• **What you need to do**:
Write every record out again exactly, and keep images out of it.

• **Exercise material**:
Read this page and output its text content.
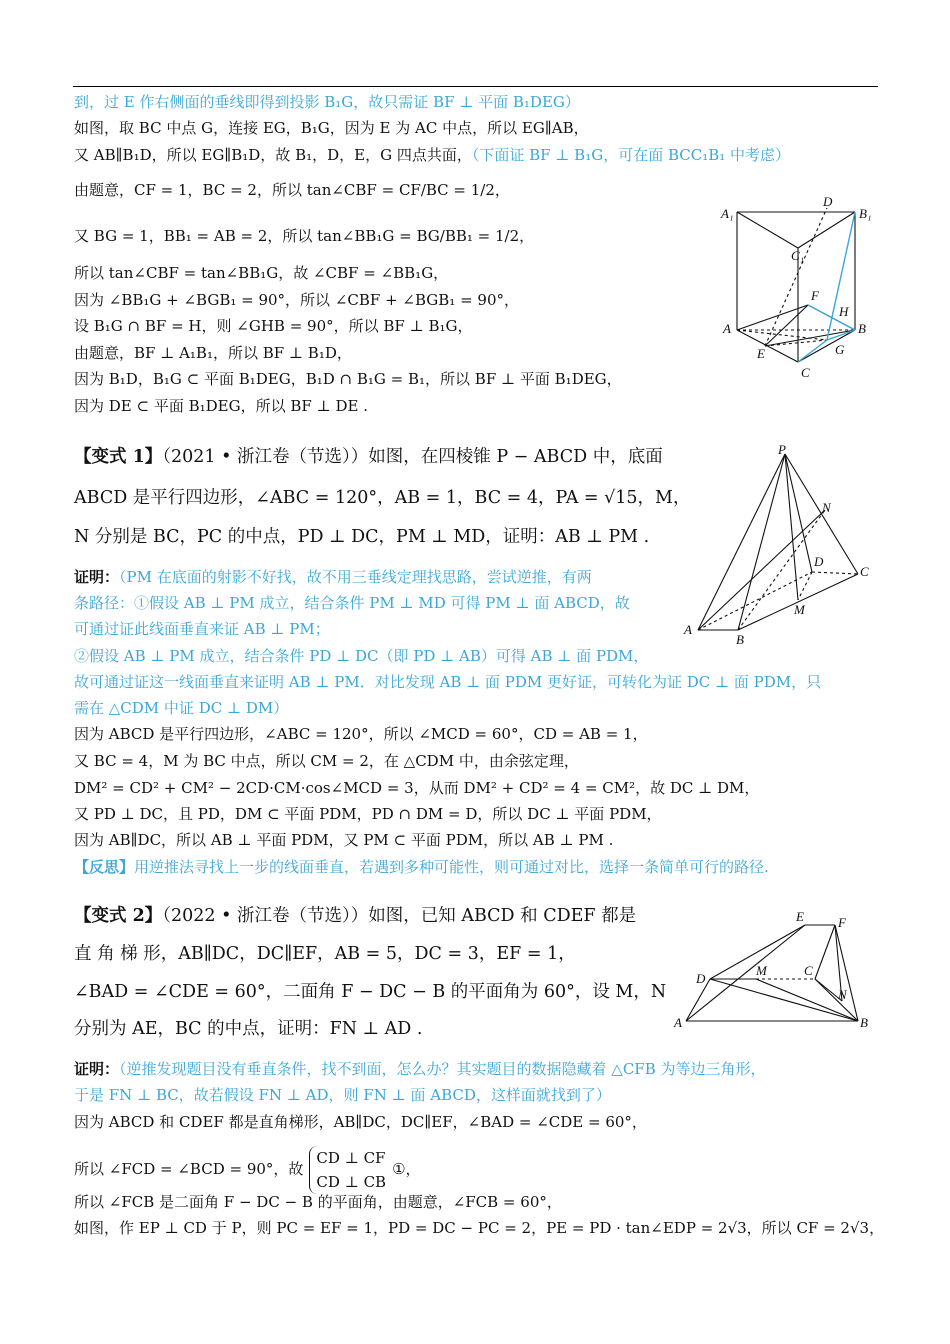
到，过 E 作右侧面的垂线即得到投影 B₁G，故只需证 BF ⊥ 平面 B₁DEG）
如图，取 BC 中点 G，连接 EG，B₁G，因为 E 为 AC 中点，所以 EG∥AB，
又 AB∥B₁D，所以 EG∥B₁D，故 B₁，D，E，G 四点共面，（下面证 BF ⊥ B₁G，可在面 BCC₁B₁ 中考虑）
由题意，CF = 1，BC = 2，所以 tan∠CBF = CF/BC = 1/2，
又 BG = 1，BB₁ = AB = 2，所以 tan∠BB₁G = BG/BB₁ = 1/2，
所以 tan∠CBF = tan∠BB₁G，故 ∠CBF = ∠BB₁G，
因为 ∠BB₁G + ∠BGB₁ = 90°，所以 ∠CBF + ∠BGB₁ = 90°，
设 B₁G ∩ BF = H，则 ∠GHB = 90°，所以 BF ⊥ B₁G，
由题意，BF ⊥ A₁B₁，所以 BF ⊥ B₁D，
因为 B₁D，B₁G ⊂ 平面 B₁DEG，B₁D ∩ B₁G = B₁，所以 BF ⊥ 平面 B₁DEG，
因为 DE ⊂ 平面 B₁DEG，所以 BF ⊥ DE .
A₁
D
B₁
C₁
F
H
A	B
E	G
C
【变式 1】（2021 • 浙江卷（节选））如图，在四棱锥 P − ABCD 中，底面
ABCD 是平行四边形，∠ABC = 120°，AB = 1，BC = 4，PA = √15，M，
N 分别是 BC，PC 的中点，PD ⊥ DC，PM ⊥ MD，证明：AB ⊥ PM .
证明：（PM 在底面的射影不好找，故不用三垂线定理找思路，尝试逆推，有两
条路径：①假设 AB ⊥ PM 成立，结合条件 PM ⊥ MD 可得 PM ⊥ 面 ABCD，故
可通过证此线面垂直来证 AB ⊥ PM；
②假设 AB ⊥ PM 成立，结合条件 PD ⊥ DC（即 PD ⊥ AB）可得 AB ⊥ 面 PDM，
故可通过证这一线面垂直来证明 AB ⊥ PM．对比发现 AB ⊥ 面 PDM 更好证，可转化为证 DC ⊥ 面 PDM，只
需在 △CDM 中证 DC ⊥ DM）
因为 ABCD 是平行四边形，∠ABC = 120°，所以 ∠MCD = 60°，CD = AB = 1，
又 BC = 4，M 为 BC 中点，所以 CM = 2，在 △CDM 中，由余弦定理，
DM² = CD² + CM² − 2CD·CM·cos∠MCD = 3，从而 DM² + CD² = 4 = CM²，故 DC ⊥ DM，
又 PD ⊥ DC，且 PD，DM ⊂ 平面 PDM，PD ∩ DM = D，所以 DC ⊥ 平面 PDM，
因为 AB∥DC，所以 AB ⊥ 平面 PDM，又 PM ⊂ 平面 PDM，所以 AB ⊥ PM .
【反思】用逆推法寻找上一步的线面垂直，若遇到多种可能性，则可通过对比，选择一条简单可行的路径.
P
N
D
C
M
A
B
【变式 2】（2022 • 浙江卷（节选））如图，已知 ABCD 和 CDEF 都是
直 角 梯 形，AB∥DC，DC∥EF，AB = 5，DC = 3，EF = 1，
∠BAD = ∠CDE = 60°，二面角 F − DC − B 的平面角为 60°，设 M，N
分别为 AE，BC 的中点，证明：FN ⊥ AD .
证明：（逆推发现题目没有垂直条件，找不到面，怎么办？其实题目的数据隐藏着 △CFB 为等边三角形，
于是 FN ⊥ BC，故若假设 FN ⊥ AD，则 FN ⊥ 面 ABCD，这样面就找到了）
因为 ABCD 和 CDEF 都是直角梯形，AB∥DC，DC∥EF，∠BAD = ∠CDE = 60°，
所以 ∠FCD = ∠BCD = 90°，故
CD ⊥ CF
CD ⊥ CB
①，
所以 ∠FCB 是二面角 F − DC − B 的平面角，由题意，∠FCB = 60°，
如图，作 EP ⊥ CD 于 P，则 PC = EF = 1，PD = DC − PC = 2，PE = PD · tan∠EDP = 2√3，所以 CF = 2√3，
E	F
D
M	C
N
A	B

• **Answer below**:
Read this page and output its text content.
到，过 E 作右侧面的垂线即得到投影 B₁G，故只需证 BF ⊥ 平面 B₁DEG）
如图，取 BC 中点 G，连接 EG，B₁G，因为 E 为 AC 中点，所以 EG∥AB，
又 AB∥B₁D，所以 EG∥B₁D，故 B₁，D，E，G 四点共面，（下面证 BF ⊥ B₁G，可在面 BCC₁B₁ 中考虑）
由题意，CF = 1，BC = 2，所以 tan∠CBF = CF/BC = 1/2，
又 BG = 1，BB₁ = AB = 2，所以 tan∠BB₁G = BG/BB₁ = 1/2，
所以 tan∠CBF = tan∠BB₁G，故 ∠CBF = ∠BB₁G，
因为 ∠BB₁G + ∠BGB₁ = 90°，所以 ∠CBF + ∠BGB₁ = 90°，
设 B₁G ∩ BF = H，则 ∠GHB = 90°，所以 BF ⊥ B₁G，
由题意，BF ⊥ A₁B₁，所以 BF ⊥ B₁D，
因为 B₁D，B₁G ⊂ 平面 B₁DEG，B₁D ∩ B₁G = B₁，所以 BF ⊥ 平面 B₁DEG，
因为 DE ⊂ 平面 B₁DEG，所以 BF ⊥ DE .
A₁
D
B₁
C₁
F
H
A	B
E	G
C
【变式 1】（2021 • 浙江卷（节选））如图，在四棱锥 P − ABCD 中，底面
ABCD 是平行四边形，∠ABC = 120°，AB = 1，BC = 4，PA = √15，M，
N 分别是 BC，PC 的中点，PD ⊥ DC，PM ⊥ MD，证明：AB ⊥ PM .
证明：（PM 在底面的射影不好找，故不用三垂线定理找思路，尝试逆推，有两
条路径：①假设 AB ⊥ PM 成立，结合条件 PM ⊥ MD 可得 PM ⊥ 面 ABCD，故
可通过证此线面垂直来证 AB ⊥ PM；
②假设 AB ⊥ PM 成立，结合条件 PD ⊥ DC（即 PD ⊥ AB）可得 AB ⊥ 面 PDM，
故可通过证这一线面垂直来证明 AB ⊥ PM．对比发现 AB ⊥ 面 PDM 更好证，可转化为证 DC ⊥ 面 PDM，只
需在 △CDM 中证 DC ⊥ DM）
因为 ABCD 是平行四边形，∠ABC = 120°，所以 ∠MCD = 60°，CD = AB = 1，
又 BC = 4，M 为 BC 中点，所以 CM = 2，在 △CDM 中，由余弦定理，
DM² = CD² + CM² − 2CD·CM·cos∠MCD = 3，从而 DM² + CD² = 4 = CM²，故 DC ⊥ DM，
又 PD ⊥ DC，且 PD，DM ⊂ 平面 PDM，PD ∩ DM = D，所以 DC ⊥ 平面 PDM，
因为 AB∥DC，所以 AB ⊥ 平面 PDM，又 PM ⊂ 平面 PDM，所以 AB ⊥ PM .
【反思】用逆推法寻找上一步的线面垂直，若遇到多种可能性，则可通过对比，选择一条简单可行的路径.
P
N
D
C
M
A
B
【变式 2】（2022 • 浙江卷（节选））如图，已知 ABCD 和 CDEF 都是
直 角 梯 形，AB∥DC，DC∥EF，AB = 5，DC = 3，EF = 1，
∠BAD = ∠CDE = 60°，二面角 F − DC − B 的平面角为 60°，设 M，N
分别为 AE，BC 的中点，证明：FN ⊥ AD .
证明：（逆推发现题目没有垂直条件，找不到面，怎么办？其实题目的数据隐藏着 △CFB 为等边三角形，
于是 FN ⊥ BC，故若假设 FN ⊥ AD，则 FN ⊥ 面 ABCD，这样面就找到了）
因为 ABCD 和 CDEF 都是直角梯形，AB∥DC，DC∥EF，∠BAD = ∠CDE = 60°，
所以 ∠FCD = ∠BCD = 90°，故
CD ⊥ CF
CD ⊥ CB
①，
所以 ∠FCB 是二面角 F − DC − B 的平面角，由题意，∠FCB = 60°，
如图，作 EP ⊥ CD 于 P，则 PC = EF = 1，PD = DC − PC = 2，PE = PD · tan∠EDP = 2√3，所以 CF = 2√3，
E	F
D
M	C
N
A	B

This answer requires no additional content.